## Directive
Please rewrite every line of the records below as a Markdown table with the columns Row and Line, numbering each row and leaving out blank lines. Leave the pictures out of the table.

* START *

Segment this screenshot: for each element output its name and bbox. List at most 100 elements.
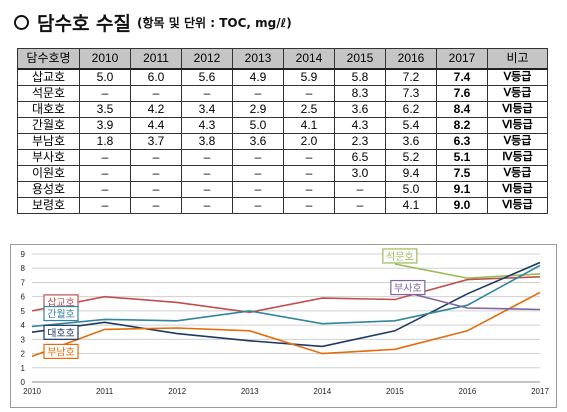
toc-value-cell: 5.8 bbox=[334, 68, 386, 86]
lake-name-cell: 삽교호 bbox=[17, 68, 80, 86]
header-cell: 2016 bbox=[385, 48, 437, 70]
x-tick-label: 2010 bbox=[23, 387, 41, 396]
y-tick-label: 8 bbox=[21, 264, 26, 273]
grade-cell: Ⅴ등급 bbox=[487, 165, 548, 182]
toc-value-cell: 2.3 bbox=[334, 133, 386, 150]
x-tick-label: 2012 bbox=[168, 387, 186, 396]
toc-value-cell: 4.1 bbox=[283, 117, 335, 134]
y-tick-label: 7 bbox=[21, 278, 26, 287]
page-title-main: 담수호 수질 bbox=[37, 12, 132, 35]
table-row: 부남호 1.8 3.7 3.8 3.6 2.0 2.3 3.6 6.3 Ⅴ등급 bbox=[17, 133, 548, 150]
toc-value-cell: 2.0 bbox=[283, 133, 335, 150]
header-cell: 2015 bbox=[334, 48, 386, 70]
toc-value-cell: – bbox=[79, 181, 131, 198]
toc-value-cell: – bbox=[283, 149, 335, 166]
header-cell: 2011 bbox=[130, 48, 182, 70]
lake-name-cell: 부남호 bbox=[17, 133, 80, 150]
x-tick-label: 2013 bbox=[241, 387, 259, 396]
toc-value-cell: 4.9 bbox=[232, 68, 284, 86]
toc-value-cell: 7.2 bbox=[385, 68, 437, 86]
toc-value-cell: 5.2 bbox=[385, 149, 437, 166]
toc-value-cell: – bbox=[79, 165, 131, 182]
lake-name-cell: 부사호 bbox=[17, 149, 80, 166]
toc-value-cell: 9.4 bbox=[385, 165, 437, 182]
toc-value-cell: – bbox=[181, 85, 233, 102]
toc-value-cell: 7.4 bbox=[436, 68, 488, 86]
toc-value-cell: 3.0 bbox=[334, 165, 386, 182]
series-line-1 bbox=[394, 263, 541, 280]
header-cell: 담수호명 bbox=[17, 48, 80, 70]
toc-value-cell: 8.3 bbox=[334, 85, 386, 102]
page-title: 담수호 수질 (항목 및 단위 : TOC, mg/ℓ) bbox=[14, 8, 292, 36]
y-tick-label: 9 bbox=[21, 250, 26, 259]
series-line-3 bbox=[31, 264, 541, 328]
toc-value-cell: 3.5 bbox=[79, 101, 131, 118]
y-tick-label: 6 bbox=[21, 293, 26, 302]
y-tick-label: 0 bbox=[21, 378, 26, 387]
toc-value-cell: 8.4 bbox=[436, 101, 488, 118]
lake-name-cell: 간월호 bbox=[17, 117, 80, 134]
series-label-box bbox=[382, 248, 418, 264]
header-cell: 2012 bbox=[181, 48, 233, 70]
table-header-row: 담수호명 2010 2011 2012 2013 2014 2015 2016 … bbox=[17, 48, 548, 70]
series-line-2 bbox=[31, 261, 541, 348]
table-row: 대호호 3.5 4.2 3.4 2.9 2.5 3.6 6.2 8.4 Ⅵ등급 bbox=[17, 101, 548, 118]
toc-value-cell: – bbox=[283, 165, 335, 182]
grade-cell: Ⅴ등급 bbox=[487, 68, 548, 86]
toc-value-cell: 4.3 bbox=[334, 117, 386, 134]
toc-value-cell: 3.4 bbox=[181, 101, 233, 118]
grade-cell: Ⅵ등급 bbox=[487, 117, 548, 134]
water-quality-table: 담수호명 2010 2011 2012 2013 2014 2015 2016 … bbox=[17, 48, 548, 214]
series-label-box bbox=[43, 324, 79, 340]
y-tick-label: 5 bbox=[21, 307, 26, 316]
header-cell: 2017 bbox=[436, 48, 488, 70]
toc-value-cell: 3.6 bbox=[334, 101, 386, 118]
toc-value-cell: 4.3 bbox=[181, 117, 233, 134]
toc-value-cell: 4.2 bbox=[130, 101, 182, 118]
lake-name-cell: 보령호 bbox=[17, 197, 80, 214]
chart-frame bbox=[10, 244, 557, 408]
toc-value-cell: – bbox=[283, 181, 335, 198]
lake-name-cell: 대호호 bbox=[17, 101, 80, 118]
toc-value-cell: 5.4 bbox=[385, 117, 437, 134]
grade-cell: Ⅳ등급 bbox=[487, 149, 548, 166]
header-cell: 2014 bbox=[283, 48, 335, 70]
toc-value-cell: 6.5 bbox=[334, 149, 386, 166]
grade-cell: Ⅴ등급 bbox=[487, 133, 548, 150]
toc-value-cell: 2.9 bbox=[232, 101, 284, 118]
toc-value-cell: – bbox=[79, 149, 131, 166]
x-tick-label: 2014 bbox=[313, 387, 331, 396]
table-row: 이원호 – – – – –3.0 9.4 7.5 Ⅴ등급 bbox=[17, 165, 548, 182]
series-line-0 bbox=[31, 276, 541, 314]
table-row: 삽교호 5.0 6.0 5.6 4.9 5.9 5.8 7.2 7.4 Ⅴ등급 bbox=[17, 68, 548, 86]
x-tick-label: 2017 bbox=[531, 387, 549, 396]
toc-value-cell: 3.6 bbox=[232, 133, 284, 150]
toc-line-chart: 0 1 2 3 4 5 6 7 8 9 2010 2011 2012 2013 2014 2015 2016 20… bbox=[10, 244, 557, 408]
toc-value-cell: – bbox=[130, 181, 182, 198]
toc-value-cell: 3.9 bbox=[79, 117, 131, 134]
series-label-box bbox=[390, 279, 426, 296]
series-label: 석문호 bbox=[386, 251, 414, 263]
toc-value-cell: 5.1 bbox=[436, 149, 488, 166]
toc-value-cell: – bbox=[334, 197, 386, 214]
lake-name-cell: 이원호 bbox=[17, 165, 80, 182]
toc-value-cell: 5.9 bbox=[283, 68, 335, 86]
table-row: 간월호 3.9 4.4 4.3 5.0 4.1 4.3 5.4 8.2 Ⅵ등급 bbox=[17, 117, 548, 134]
toc-value-cell: – bbox=[232, 197, 284, 214]
toc-value-cell: – bbox=[334, 181, 386, 198]
toc-value-cell: – bbox=[232, 85, 284, 102]
x-tick-label: 2011 bbox=[96, 387, 114, 396]
series-label: 부남호 bbox=[47, 346, 75, 358]
series-label: 간월호 bbox=[47, 309, 75, 321]
toc-value-cell: – bbox=[130, 165, 182, 182]
toc-value-cell: 7.3 bbox=[385, 85, 437, 102]
toc-value-cell: 7.6 bbox=[436, 85, 488, 102]
x-tick-label: 2016 bbox=[459, 387, 477, 396]
toc-value-cell: – bbox=[283, 85, 335, 102]
series-label-box bbox=[43, 343, 79, 360]
toc-value-cell: – bbox=[79, 85, 131, 102]
series-label: 삽교호 bbox=[47, 297, 75, 309]
lake-name-cell: 석문호 bbox=[17, 85, 80, 102]
toc-value-cell: – bbox=[79, 197, 131, 214]
toc-value-cell: – bbox=[181, 149, 233, 166]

* END *

## Expected answer
| Row | Line |
|---|---|
| 1 | Segment this screenshot: for each element output its name and bbox. List at most 100 elements. |
| 2 | toc-value-cell: 5.8 bbox=[334, 68, 386, 86] |
| 3 | lake-name-cell: 삽교호 bbox=[17, 68, 80, 86] |
| 4 | header-cell: 2016 bbox=[385, 48, 437, 70] |
| 5 | x-tick-label: 2010 bbox=[23, 387, 41, 396] |
| 6 | y-tick-label: 8 bbox=[21, 264, 26, 273] |
| 7 | grade-cell: Ⅴ등급 bbox=[487, 165, 548, 182] |
| 8 | toc-value-cell: 2.3 bbox=[334, 133, 386, 150] |
| 9 | x-tick-label: 2012 bbox=[168, 387, 186, 396] |
| 10 | toc-value-cell: 4.1 bbox=[283, 117, 335, 134] |
| 11 | y-tick-label: 7 bbox=[21, 278, 26, 287] |
| 12 | page-title-main: 담수호 수질 bbox=[37, 12, 132, 35] |
| 13 | table-row: 부남호 1.8 3.7 3.8 3.6 2.0 2.3 3.6 6.3 Ⅴ등급 bbox=[17, 133, 548, 150] |
| 14 | toc-value-cell: 2.0 bbox=[283, 133, 335, 150] |
| 15 | header-cell: 2015 bbox=[334, 48, 386, 70] |
| 16 | toc-value-cell: – bbox=[79, 181, 131, 198] |
| 17 | toc-value-cell: – bbox=[283, 149, 335, 166] |
| 18 | header-cell: 2011 bbox=[130, 48, 182, 70] |
| 19 | lake-name-cell: 부남호 bbox=[17, 133, 80, 150] |
| 20 | x-tick-label: 2013 bbox=[241, 387, 259, 396] |
| 21 | toc-value-cell: 4.9 bbox=[232, 68, 284, 86] |
| 22 | toc-value-cell: 7.2 bbox=[385, 68, 437, 86] |
| 23 | toc-value-cell: 5.2 bbox=[385, 149, 437, 166] |
| 24 | toc-value-cell: – bbox=[79, 165, 131, 182] |
| 25 | lake-name-cell: 부사호 bbox=[17, 149, 80, 166] |
| 26 | toc-value-cell: 9.4 bbox=[385, 165, 437, 182] |
| 27 | toc-value-cell: – bbox=[181, 85, 233, 102] |
| 28 | toc-value-cell: 7.4 bbox=[436, 68, 488, 86] |
| 29 | toc-value-cell: 3.0 bbox=[334, 165, 386, 182] |
| 30 | series-line-1 bbox=[394, 263, 541, 280] |
| 31 | header-cell: 담수호명 bbox=[17, 48, 80, 70] |
| 32 | toc-value-cell: 8.3 bbox=[334, 85, 386, 102] |
| 33 | page-title: 담수호 수질 (항목 및 단위 : TOC, mg/ℓ) bbox=[14, 8, 292, 36] |
| 34 | y-tick-label: 9 bbox=[21, 250, 26, 259] |
| 35 | series-line-3 bbox=[31, 264, 541, 328] |
| 36 | toc-value-cell: 3.5 bbox=[79, 101, 131, 118] |
| 37 | y-tick-label: 6 bbox=[21, 293, 26, 302] |
| 38 | y-tick-label: 0 bbox=[21, 378, 26, 387] |
| 39 | toc-value-cell: 8.4 bbox=[436, 101, 488, 118] |
| 40 | lake-name-cell: 간월호 bbox=[17, 117, 80, 134] |
| 41 | series-label-box bbox=[382, 248, 418, 264] |
| 42 | header-cell: 2012 bbox=[181, 48, 233, 70] |
| 43 | table-header-row: 담수호명 2010 2011 2012 2013 2014 2015 2016 … bbox=[17, 48, 548, 70] |
| 44 | series-line-2 bbox=[31, 261, 541, 348] |
| 45 | table-row: 대호호 3.5 4.2 3.4 2.9 2.5 3.6 6.2 8.4 Ⅵ등급 bbox=[17, 101, 548, 118] |
| 46 | toc-value-cell: – bbox=[283, 165, 335, 182] |
| 47 | grade-cell: Ⅴ등급 bbox=[487, 68, 548, 86] |
| 48 | toc-value-cell: 4.3 bbox=[334, 117, 386, 134] |
| 49 | toc-value-cell: 3.4 bbox=[181, 101, 233, 118] |
| 50 | grade-cell: Ⅵ등급 bbox=[487, 117, 548, 134] |
| 51 | water-quality-table: 담수호명 2010 2011 2012 2013 2014 2015 2016 … bbox=[17, 48, 548, 214] |
| 52 | series-label-box bbox=[43, 324, 79, 340] |
| 53 | y-tick-label: 5 bbox=[21, 307, 26, 316] |
| 54 | header-cell: 2017 bbox=[436, 48, 488, 70] |
| 55 | toc-value-cell: 3.6 bbox=[334, 101, 386, 118] |
| 56 | toc-value-cell: 4.3 bbox=[181, 117, 233, 134] |
| 57 | toc-value-cell: 4.2 bbox=[130, 101, 182, 118] |
| 58 | lake-name-cell: 보령호 bbox=[17, 197, 80, 214] |
| 59 | chart-frame bbox=[10, 244, 557, 408] |
| 60 | toc-value-cell: – bbox=[283, 181, 335, 198] |
| 61 | lake-name-cell: 대호호 bbox=[17, 101, 80, 118] |
| 62 | toc-value-cell: 5.4 bbox=[385, 117, 437, 134] |
| 63 | grade-cell: Ⅳ등급 bbox=[487, 149, 548, 166] |
| 64 | header-cell: 2014 bbox=[283, 48, 335, 70] |
| 65 | toc-value-cell: 6.5 bbox=[334, 149, 386, 166] |
| 66 | grade-cell: Ⅴ등급 bbox=[487, 133, 548, 150] |
| 67 | toc-value-cell: 2.9 bbox=[232, 101, 284, 118] |
| 68 | toc-value-cell: – bbox=[79, 149, 131, 166] |
| 69 | x-tick-label: 2014 bbox=[313, 387, 331, 396] |
| 70 | table-row: 이원호 – – – – –3.0 9.4 7.5 Ⅴ등급 bbox=[17, 165, 548, 182] |
| 71 | series-line-0 bbox=[31, 276, 541, 314] |
| 72 | table-row: 삽교호 5.0 6.0 5.6 4.9 5.9 5.8 7.2 7.4 Ⅴ등급 bbox=[17, 68, 548, 86] |
| 73 | x-tick-label: 2017 bbox=[531, 387, 549, 396] |
| 74 | toc-value-cell: 3.6 bbox=[232, 133, 284, 150] |
| 75 | toc-line-chart: 0 1 2 3 4 5 6 7 8 9 2010 2011 2012 2013 2014 2015 2016 20… bbox=[10, 244, 557, 408] |
| 76 | toc-value-cell: – bbox=[130, 181, 182, 198] |
| 77 | toc-value-cell: 3.9 bbox=[79, 117, 131, 134] |
| 78 | series-label-box bbox=[390, 279, 426, 296] |
| 79 | series-label: 석문호 bbox=[386, 251, 414, 263] |
| 80 | toc-value-cell: 5.1 bbox=[436, 149, 488, 166] |
| 81 | toc-value-cell: – bbox=[334, 197, 386, 214] |
| 82 | lake-name-cell: 이원호 bbox=[17, 165, 80, 182] |
| 83 | toc-value-cell: 5.9 bbox=[283, 68, 335, 86] |
| 84 | table-row: 간월호 3.9 4.4 4.3 5.0 4.1 4.3 5.4 8.2 Ⅵ등급 bbox=[17, 117, 548, 134] |
| 85 | toc-value-cell: – bbox=[232, 197, 284, 214] |
| 86 | toc-value-cell: – bbox=[334, 181, 386, 198] |
| 87 | toc-value-cell: – bbox=[232, 85, 284, 102] |
| 88 | x-tick-label: 2011 bbox=[96, 387, 114, 396] |
| 89 | series-label: 부남호 bbox=[47, 346, 75, 358] |
| 90 | series-label: 간월호 bbox=[47, 309, 75, 321] |
| 91 | toc-value-cell: – bbox=[130, 165, 182, 182] |
| 92 | toc-value-cell: 7.3 bbox=[385, 85, 437, 102] |
| 93 | toc-value-cell: 7.6 bbox=[436, 85, 488, 102] |
| 94 | x-tick-label: 2016 bbox=[459, 387, 477, 396] |
| 95 | toc-value-cell: – bbox=[283, 85, 335, 102] |
| 96 | series-label-box bbox=[43, 343, 79, 360] |
| 97 | toc-value-cell: – bbox=[79, 85, 131, 102] |
| 98 | series-label: 삽교호 bbox=[47, 297, 75, 309] |
| 99 | lake-name-cell: 석문호 bbox=[17, 85, 80, 102] |
| 100 | toc-value-cell: – bbox=[79, 197, 131, 214] |
| 101 | toc-value-cell: – bbox=[181, 149, 233, 166] |